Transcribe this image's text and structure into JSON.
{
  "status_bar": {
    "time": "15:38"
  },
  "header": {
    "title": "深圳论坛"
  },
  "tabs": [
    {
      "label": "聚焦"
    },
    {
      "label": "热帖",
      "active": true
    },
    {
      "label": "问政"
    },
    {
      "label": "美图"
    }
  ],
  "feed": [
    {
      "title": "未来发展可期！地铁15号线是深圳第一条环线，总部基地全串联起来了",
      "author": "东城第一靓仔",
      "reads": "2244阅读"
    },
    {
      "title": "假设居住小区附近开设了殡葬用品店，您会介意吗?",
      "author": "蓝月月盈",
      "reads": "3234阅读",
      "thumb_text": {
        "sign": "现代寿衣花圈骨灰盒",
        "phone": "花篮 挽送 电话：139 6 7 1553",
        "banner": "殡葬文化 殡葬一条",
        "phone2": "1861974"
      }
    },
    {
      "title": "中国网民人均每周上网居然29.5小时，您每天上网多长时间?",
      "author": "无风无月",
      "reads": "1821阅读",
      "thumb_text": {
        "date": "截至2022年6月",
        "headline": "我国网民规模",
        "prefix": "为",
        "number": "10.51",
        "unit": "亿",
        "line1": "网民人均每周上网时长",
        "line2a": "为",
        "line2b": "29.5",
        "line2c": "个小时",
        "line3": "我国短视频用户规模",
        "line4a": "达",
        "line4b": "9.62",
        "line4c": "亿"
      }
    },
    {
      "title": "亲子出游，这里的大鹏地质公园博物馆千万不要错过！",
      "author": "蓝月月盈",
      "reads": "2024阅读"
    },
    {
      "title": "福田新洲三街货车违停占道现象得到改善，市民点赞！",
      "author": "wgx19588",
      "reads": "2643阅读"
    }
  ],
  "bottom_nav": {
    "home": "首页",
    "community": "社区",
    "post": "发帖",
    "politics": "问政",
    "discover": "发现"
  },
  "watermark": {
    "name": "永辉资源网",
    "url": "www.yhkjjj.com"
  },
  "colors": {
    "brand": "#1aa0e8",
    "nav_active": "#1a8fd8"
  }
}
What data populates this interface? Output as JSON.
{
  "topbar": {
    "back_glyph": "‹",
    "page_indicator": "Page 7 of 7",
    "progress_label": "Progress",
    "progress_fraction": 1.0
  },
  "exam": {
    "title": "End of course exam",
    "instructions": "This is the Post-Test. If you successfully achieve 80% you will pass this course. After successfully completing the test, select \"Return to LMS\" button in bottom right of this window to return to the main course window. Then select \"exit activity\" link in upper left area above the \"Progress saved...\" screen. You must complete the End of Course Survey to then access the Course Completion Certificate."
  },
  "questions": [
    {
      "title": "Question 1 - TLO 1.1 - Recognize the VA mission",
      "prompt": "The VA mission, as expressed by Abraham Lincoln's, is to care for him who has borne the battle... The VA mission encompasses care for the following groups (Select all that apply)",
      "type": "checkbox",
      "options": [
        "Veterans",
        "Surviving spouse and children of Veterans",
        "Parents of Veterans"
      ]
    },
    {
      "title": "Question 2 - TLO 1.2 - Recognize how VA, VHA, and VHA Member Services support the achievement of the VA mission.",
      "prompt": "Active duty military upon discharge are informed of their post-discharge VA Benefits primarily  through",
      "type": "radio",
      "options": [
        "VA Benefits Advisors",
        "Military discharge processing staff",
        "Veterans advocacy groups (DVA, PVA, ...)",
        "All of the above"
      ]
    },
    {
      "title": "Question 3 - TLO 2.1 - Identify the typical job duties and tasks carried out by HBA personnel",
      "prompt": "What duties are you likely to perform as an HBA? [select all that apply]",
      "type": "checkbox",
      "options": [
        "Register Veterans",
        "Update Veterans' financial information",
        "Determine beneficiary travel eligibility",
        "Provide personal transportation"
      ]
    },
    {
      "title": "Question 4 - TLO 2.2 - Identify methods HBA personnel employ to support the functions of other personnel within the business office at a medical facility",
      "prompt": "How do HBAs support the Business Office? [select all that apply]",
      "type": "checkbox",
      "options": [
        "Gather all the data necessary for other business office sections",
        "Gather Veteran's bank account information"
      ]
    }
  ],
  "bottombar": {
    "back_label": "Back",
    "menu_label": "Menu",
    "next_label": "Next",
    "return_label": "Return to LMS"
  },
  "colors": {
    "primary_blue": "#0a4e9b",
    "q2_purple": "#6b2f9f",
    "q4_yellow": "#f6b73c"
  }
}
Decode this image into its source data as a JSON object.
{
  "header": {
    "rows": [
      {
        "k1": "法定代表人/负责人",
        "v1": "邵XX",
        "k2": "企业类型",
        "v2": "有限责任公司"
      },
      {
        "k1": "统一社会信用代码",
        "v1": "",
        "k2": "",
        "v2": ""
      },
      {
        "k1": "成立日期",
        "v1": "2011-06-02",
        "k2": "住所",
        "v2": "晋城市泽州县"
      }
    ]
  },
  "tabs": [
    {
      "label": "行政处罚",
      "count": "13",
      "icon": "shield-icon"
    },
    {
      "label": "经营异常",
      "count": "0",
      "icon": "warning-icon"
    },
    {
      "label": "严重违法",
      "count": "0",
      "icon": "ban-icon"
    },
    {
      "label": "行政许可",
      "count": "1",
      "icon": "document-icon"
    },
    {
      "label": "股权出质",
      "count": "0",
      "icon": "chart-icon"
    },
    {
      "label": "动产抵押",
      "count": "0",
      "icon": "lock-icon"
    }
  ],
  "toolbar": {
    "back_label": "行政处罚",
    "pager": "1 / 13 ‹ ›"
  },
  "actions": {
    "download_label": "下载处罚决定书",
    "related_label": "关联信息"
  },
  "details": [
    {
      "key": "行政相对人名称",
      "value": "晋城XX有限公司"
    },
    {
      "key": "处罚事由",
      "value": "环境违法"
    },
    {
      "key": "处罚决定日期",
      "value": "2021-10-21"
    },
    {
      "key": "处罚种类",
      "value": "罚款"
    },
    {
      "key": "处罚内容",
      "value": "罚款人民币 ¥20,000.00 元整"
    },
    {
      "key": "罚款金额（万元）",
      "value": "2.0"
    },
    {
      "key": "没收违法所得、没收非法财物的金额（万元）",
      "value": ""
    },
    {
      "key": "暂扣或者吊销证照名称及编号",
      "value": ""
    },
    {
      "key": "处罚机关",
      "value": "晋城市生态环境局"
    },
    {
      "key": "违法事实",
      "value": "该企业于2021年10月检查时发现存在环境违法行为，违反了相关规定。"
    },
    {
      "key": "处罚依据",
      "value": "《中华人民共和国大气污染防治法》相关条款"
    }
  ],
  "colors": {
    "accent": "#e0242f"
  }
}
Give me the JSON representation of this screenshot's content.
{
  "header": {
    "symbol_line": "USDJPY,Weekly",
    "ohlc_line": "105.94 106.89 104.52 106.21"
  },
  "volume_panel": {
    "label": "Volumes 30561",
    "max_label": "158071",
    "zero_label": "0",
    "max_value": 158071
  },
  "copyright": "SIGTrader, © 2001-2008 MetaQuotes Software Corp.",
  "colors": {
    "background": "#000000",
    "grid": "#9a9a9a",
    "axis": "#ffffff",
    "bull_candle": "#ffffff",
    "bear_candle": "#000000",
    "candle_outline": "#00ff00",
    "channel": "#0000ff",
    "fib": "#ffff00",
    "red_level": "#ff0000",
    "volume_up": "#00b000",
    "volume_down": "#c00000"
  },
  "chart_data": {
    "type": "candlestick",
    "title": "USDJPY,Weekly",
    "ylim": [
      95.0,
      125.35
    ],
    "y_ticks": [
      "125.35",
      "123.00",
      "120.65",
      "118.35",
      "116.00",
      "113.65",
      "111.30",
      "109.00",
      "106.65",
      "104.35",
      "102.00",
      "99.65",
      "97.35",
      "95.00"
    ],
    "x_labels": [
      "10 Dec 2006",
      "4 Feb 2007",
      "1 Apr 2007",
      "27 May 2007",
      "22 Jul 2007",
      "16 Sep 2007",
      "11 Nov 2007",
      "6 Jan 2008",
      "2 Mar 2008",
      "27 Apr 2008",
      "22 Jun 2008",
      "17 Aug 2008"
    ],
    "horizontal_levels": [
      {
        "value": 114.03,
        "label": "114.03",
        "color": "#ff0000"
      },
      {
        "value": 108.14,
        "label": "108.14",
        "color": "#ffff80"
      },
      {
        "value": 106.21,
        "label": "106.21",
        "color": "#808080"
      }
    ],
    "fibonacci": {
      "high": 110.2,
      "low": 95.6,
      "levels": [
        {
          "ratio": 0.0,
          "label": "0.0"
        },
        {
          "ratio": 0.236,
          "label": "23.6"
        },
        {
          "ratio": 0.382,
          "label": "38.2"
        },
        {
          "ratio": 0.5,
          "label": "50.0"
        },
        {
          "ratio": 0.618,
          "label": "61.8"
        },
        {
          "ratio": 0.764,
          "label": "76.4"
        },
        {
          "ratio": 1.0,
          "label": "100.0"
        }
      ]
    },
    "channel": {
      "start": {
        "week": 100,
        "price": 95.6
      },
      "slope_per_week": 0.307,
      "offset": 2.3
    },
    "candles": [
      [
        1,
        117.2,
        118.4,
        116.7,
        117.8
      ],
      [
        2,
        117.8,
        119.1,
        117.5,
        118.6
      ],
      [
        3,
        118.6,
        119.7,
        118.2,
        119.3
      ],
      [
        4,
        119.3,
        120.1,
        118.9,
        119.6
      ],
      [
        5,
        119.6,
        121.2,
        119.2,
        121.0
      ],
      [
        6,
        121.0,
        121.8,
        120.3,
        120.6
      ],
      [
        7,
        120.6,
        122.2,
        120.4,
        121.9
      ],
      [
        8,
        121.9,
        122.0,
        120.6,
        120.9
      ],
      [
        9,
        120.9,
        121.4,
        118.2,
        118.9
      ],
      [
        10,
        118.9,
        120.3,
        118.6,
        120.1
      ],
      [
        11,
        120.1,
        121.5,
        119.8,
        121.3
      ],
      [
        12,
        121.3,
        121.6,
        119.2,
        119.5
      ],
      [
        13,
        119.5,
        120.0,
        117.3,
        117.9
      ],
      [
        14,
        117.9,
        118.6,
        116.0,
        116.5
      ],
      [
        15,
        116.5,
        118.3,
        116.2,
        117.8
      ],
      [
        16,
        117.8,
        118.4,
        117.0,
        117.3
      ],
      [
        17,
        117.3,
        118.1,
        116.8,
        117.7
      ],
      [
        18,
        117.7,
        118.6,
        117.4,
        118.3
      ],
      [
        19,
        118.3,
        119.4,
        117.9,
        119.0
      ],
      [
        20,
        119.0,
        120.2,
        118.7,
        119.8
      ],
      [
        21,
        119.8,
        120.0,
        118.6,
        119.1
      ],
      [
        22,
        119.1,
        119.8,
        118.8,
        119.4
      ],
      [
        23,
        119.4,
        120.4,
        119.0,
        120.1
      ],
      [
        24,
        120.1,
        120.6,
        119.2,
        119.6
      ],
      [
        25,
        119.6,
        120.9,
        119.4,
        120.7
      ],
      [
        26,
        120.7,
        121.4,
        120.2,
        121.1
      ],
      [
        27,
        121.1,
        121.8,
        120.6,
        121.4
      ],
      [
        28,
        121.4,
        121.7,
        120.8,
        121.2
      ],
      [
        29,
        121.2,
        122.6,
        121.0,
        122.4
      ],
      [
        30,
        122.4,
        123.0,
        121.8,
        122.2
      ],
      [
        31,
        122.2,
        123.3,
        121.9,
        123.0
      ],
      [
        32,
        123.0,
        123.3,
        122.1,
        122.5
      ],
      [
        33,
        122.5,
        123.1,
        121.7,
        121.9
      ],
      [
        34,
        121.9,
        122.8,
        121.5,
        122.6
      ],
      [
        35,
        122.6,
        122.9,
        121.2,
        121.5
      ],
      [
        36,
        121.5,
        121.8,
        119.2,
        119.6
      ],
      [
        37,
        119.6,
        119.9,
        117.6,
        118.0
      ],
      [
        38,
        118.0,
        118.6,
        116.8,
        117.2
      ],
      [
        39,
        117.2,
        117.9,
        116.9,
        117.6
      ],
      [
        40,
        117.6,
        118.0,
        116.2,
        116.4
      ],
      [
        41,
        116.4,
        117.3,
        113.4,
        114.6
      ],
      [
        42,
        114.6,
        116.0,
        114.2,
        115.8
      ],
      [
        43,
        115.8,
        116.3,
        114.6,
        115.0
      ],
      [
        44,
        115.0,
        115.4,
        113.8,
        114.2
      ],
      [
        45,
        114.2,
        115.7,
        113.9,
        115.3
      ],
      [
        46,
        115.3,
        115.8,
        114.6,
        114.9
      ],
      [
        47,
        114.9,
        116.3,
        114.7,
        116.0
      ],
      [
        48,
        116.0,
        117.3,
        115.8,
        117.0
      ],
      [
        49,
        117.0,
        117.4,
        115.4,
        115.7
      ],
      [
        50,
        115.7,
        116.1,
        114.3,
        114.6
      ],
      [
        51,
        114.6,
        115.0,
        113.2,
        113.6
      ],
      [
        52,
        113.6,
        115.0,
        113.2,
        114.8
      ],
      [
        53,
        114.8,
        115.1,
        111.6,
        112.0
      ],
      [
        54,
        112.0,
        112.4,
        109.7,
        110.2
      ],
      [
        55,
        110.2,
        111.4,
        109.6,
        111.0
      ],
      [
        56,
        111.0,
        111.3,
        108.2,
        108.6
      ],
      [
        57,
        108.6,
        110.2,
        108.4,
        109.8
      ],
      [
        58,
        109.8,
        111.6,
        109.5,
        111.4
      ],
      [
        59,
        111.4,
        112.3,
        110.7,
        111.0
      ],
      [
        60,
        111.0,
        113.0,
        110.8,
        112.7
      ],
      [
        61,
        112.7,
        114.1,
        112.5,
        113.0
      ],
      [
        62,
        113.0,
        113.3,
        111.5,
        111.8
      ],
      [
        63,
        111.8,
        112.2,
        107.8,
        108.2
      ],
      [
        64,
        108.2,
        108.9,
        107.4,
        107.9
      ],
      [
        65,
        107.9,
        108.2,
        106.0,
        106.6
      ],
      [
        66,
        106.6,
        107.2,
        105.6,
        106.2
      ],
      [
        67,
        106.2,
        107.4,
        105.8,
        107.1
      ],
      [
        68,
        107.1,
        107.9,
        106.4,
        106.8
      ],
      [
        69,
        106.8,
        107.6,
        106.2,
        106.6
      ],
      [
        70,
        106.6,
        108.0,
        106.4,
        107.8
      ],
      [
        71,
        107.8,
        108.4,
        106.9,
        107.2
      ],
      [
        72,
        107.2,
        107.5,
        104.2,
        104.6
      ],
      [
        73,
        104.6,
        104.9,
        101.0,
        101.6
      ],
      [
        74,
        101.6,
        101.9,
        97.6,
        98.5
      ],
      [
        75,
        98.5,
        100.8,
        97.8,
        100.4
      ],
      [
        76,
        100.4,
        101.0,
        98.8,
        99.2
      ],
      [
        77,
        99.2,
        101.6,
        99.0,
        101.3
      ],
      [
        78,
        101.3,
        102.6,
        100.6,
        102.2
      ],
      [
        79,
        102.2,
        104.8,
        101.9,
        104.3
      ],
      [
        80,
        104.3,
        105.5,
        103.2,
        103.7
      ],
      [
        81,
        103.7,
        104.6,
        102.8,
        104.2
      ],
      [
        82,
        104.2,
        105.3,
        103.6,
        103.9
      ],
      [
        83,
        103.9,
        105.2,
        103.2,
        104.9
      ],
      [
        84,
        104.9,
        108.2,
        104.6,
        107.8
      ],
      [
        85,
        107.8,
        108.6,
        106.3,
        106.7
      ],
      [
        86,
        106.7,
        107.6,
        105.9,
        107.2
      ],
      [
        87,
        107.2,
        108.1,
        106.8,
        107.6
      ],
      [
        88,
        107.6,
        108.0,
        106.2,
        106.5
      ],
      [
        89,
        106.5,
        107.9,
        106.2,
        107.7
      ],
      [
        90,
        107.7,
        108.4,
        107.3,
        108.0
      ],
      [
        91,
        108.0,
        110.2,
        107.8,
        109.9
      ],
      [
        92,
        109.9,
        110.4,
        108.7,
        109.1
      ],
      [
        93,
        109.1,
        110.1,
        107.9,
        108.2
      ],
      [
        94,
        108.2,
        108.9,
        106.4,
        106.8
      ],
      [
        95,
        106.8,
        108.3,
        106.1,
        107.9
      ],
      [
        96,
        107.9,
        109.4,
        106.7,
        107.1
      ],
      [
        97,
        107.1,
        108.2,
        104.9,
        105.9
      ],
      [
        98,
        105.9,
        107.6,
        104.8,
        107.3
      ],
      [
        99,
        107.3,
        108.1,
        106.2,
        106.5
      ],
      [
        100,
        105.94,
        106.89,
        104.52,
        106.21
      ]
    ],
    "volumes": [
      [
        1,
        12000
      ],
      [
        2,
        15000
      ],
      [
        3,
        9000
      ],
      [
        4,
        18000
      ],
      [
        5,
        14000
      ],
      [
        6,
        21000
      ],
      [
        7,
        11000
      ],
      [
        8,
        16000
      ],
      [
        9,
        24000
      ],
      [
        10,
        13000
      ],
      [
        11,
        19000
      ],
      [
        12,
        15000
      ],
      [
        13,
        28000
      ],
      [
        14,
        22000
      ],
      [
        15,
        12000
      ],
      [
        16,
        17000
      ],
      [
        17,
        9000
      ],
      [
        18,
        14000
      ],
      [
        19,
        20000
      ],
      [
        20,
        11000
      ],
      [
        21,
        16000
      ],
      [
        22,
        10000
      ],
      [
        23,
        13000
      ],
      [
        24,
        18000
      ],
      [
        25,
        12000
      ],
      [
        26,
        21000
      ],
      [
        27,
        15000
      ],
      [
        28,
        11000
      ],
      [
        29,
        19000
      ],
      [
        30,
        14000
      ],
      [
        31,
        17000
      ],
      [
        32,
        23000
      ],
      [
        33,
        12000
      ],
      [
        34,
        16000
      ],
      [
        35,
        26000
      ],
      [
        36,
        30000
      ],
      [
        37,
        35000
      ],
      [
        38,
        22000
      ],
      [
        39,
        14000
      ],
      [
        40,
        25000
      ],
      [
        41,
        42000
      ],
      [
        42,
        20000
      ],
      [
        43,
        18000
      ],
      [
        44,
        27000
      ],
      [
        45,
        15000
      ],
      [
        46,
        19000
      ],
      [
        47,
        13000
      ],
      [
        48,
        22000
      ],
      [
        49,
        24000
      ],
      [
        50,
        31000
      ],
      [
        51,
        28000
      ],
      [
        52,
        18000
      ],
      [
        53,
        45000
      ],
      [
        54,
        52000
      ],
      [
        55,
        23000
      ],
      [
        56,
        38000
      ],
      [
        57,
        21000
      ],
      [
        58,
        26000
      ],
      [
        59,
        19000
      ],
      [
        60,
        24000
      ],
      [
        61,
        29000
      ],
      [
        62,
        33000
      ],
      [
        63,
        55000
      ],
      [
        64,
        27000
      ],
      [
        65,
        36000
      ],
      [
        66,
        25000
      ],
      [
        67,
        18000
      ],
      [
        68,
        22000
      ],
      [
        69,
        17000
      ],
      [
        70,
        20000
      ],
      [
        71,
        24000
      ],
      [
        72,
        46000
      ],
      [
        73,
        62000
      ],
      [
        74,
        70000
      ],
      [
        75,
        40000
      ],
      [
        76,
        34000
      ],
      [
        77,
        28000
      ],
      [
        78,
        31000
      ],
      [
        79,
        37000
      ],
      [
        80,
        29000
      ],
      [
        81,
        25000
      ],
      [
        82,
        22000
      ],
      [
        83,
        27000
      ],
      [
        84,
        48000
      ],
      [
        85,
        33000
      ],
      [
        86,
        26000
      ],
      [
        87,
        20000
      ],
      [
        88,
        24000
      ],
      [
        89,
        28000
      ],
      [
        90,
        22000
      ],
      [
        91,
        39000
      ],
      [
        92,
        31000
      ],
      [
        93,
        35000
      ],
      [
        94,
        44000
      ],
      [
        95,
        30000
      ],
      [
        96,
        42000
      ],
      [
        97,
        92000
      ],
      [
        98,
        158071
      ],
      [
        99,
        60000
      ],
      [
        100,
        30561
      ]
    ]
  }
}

:::::

= Problem requirements =
Find the word "into" in the material, then list each line that holds it.

= Reply =
Transcribe this image's text and structure into JSON.
Decode this image into its source data as a JSON object.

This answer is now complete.